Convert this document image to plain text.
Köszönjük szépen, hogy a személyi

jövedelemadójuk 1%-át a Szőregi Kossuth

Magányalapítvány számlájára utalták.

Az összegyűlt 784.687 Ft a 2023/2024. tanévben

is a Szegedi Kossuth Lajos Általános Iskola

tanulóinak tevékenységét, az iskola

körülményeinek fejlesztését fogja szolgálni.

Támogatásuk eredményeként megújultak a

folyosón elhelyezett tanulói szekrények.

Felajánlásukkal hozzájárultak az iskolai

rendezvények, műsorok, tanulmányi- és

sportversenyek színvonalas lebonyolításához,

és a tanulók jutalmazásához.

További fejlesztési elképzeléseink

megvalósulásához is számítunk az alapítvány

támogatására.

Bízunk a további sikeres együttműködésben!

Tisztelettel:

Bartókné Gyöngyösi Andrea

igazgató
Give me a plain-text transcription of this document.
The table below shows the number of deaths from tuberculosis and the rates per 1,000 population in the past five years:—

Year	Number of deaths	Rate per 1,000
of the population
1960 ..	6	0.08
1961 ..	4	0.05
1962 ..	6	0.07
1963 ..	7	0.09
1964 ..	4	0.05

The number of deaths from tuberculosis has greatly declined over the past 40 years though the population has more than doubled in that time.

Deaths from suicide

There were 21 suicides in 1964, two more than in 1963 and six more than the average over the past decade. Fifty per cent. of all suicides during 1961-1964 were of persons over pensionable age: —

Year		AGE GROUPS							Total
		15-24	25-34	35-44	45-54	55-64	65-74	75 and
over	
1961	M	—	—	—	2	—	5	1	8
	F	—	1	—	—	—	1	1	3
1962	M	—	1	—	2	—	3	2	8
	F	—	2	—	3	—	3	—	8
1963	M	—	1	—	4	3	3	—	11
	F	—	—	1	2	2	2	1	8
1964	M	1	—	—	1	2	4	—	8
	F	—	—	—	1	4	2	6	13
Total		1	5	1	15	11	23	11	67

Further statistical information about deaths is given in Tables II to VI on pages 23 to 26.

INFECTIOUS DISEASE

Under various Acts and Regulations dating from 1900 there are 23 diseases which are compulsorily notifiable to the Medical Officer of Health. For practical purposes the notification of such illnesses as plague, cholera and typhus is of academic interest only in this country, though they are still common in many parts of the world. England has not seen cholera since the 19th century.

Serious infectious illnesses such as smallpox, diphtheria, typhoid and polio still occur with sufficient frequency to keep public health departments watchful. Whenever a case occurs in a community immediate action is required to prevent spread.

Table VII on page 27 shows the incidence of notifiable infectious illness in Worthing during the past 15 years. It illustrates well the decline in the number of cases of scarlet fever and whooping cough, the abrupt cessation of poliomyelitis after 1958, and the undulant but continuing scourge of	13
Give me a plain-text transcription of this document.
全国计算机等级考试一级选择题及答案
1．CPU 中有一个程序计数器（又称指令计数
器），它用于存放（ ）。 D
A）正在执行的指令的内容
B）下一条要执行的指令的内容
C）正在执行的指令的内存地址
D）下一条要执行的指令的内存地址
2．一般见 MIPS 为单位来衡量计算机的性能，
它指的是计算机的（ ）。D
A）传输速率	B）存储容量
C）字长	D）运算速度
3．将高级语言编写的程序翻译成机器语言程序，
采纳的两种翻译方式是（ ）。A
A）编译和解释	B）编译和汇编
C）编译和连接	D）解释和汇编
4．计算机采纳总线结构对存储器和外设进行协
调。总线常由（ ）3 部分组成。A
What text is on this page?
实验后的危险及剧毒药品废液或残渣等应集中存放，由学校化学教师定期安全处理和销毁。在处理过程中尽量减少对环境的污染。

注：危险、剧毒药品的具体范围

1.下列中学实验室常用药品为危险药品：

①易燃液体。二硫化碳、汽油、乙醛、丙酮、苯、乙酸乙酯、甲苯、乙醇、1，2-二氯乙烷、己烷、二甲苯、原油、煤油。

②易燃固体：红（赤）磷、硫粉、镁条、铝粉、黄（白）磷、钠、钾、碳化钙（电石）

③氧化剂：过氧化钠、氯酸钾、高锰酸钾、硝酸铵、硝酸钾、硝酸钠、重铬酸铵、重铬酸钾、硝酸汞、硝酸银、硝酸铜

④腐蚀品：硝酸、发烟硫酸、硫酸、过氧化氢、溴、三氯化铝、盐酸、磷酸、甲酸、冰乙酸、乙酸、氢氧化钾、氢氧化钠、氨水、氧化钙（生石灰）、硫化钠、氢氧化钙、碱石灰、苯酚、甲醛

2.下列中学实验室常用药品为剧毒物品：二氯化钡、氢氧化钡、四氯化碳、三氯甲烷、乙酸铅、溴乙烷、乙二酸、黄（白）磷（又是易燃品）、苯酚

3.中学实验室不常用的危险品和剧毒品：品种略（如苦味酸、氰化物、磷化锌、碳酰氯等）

......

Collect each line holding the string "shows".

The table below shows the number of deaths from tuberculosis and the rates per 1,000 population in the past five years:—
Table VII on page 27 shows the incidence of notifiable infectious illness in Worthing during the past 15 years. It illustrates well the decline in the number of cases of scarlet fever and whooping cough, the abrupt cessation of poliomyelitis after 1958, and the undulant but continuing scourge of	13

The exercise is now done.